Start The input

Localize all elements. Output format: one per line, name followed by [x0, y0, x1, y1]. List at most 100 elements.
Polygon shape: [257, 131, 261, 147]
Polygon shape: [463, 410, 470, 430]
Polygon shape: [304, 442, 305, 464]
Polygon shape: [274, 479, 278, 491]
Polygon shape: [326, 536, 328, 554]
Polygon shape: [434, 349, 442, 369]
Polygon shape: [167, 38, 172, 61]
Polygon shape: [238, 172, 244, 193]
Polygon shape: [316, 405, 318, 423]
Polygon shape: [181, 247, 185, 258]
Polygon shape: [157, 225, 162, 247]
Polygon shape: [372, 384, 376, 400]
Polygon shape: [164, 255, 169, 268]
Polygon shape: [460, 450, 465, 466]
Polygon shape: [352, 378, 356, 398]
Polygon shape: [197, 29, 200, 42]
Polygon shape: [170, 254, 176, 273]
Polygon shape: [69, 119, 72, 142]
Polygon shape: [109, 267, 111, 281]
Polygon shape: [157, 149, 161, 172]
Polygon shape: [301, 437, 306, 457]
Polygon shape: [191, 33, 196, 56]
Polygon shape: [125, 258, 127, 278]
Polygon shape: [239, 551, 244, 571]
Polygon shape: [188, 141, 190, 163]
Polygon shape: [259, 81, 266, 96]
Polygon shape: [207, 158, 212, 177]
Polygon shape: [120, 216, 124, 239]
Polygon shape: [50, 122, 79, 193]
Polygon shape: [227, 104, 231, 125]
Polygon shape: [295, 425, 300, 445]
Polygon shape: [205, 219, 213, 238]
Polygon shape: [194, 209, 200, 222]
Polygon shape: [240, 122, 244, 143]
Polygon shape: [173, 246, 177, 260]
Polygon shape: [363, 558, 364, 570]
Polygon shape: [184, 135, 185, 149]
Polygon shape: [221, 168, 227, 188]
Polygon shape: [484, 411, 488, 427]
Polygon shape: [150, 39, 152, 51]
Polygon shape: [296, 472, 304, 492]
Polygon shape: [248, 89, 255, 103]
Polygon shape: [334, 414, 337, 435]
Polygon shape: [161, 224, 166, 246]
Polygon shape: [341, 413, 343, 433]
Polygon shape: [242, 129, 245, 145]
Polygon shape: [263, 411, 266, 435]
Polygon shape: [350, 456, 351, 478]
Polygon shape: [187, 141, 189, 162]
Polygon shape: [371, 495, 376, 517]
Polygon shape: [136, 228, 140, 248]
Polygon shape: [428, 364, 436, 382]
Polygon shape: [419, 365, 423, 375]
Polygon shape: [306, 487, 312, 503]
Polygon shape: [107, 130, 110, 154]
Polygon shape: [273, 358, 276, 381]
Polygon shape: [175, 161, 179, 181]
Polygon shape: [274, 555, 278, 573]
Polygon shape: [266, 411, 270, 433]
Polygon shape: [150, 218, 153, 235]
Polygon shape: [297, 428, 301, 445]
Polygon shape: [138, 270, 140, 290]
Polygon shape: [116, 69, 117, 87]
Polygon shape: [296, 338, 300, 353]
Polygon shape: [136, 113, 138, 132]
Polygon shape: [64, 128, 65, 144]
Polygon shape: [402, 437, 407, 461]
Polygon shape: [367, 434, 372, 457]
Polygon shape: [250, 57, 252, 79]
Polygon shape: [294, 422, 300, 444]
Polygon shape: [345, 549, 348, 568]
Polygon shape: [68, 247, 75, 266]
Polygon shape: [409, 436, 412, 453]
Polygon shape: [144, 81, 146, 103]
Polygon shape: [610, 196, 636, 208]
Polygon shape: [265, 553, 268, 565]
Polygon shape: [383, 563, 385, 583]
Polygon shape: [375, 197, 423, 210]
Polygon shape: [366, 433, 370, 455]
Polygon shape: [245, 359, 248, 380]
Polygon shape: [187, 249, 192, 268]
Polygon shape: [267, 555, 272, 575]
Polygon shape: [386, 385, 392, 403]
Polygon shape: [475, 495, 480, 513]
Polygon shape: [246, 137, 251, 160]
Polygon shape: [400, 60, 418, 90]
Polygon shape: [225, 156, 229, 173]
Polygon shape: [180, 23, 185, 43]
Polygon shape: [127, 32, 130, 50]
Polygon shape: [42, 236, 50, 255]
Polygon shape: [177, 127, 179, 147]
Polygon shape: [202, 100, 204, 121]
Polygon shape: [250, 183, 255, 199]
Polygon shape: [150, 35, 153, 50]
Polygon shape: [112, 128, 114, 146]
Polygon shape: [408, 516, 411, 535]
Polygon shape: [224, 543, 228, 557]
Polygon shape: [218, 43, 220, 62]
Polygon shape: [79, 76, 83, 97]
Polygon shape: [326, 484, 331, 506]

End The input

**Aim**
Rewrite the listing as a numbered list with blank lines omitted, starting at its first line and ending at the line that contains "Polygon shape: [434, 349, 442, 369]", with both of those lines included.

**Response to the task**
1. Localize all elements. Output format: one per line, name followed by [x0, y0, x1, y1]. List at most 100 elements.
2. Polygon shape: [257, 131, 261, 147]
3. Polygon shape: [463, 410, 470, 430]
4. Polygon shape: [304, 442, 305, 464]
5. Polygon shape: [274, 479, 278, 491]
6. Polygon shape: [326, 536, 328, 554]
7. Polygon shape: [434, 349, 442, 369]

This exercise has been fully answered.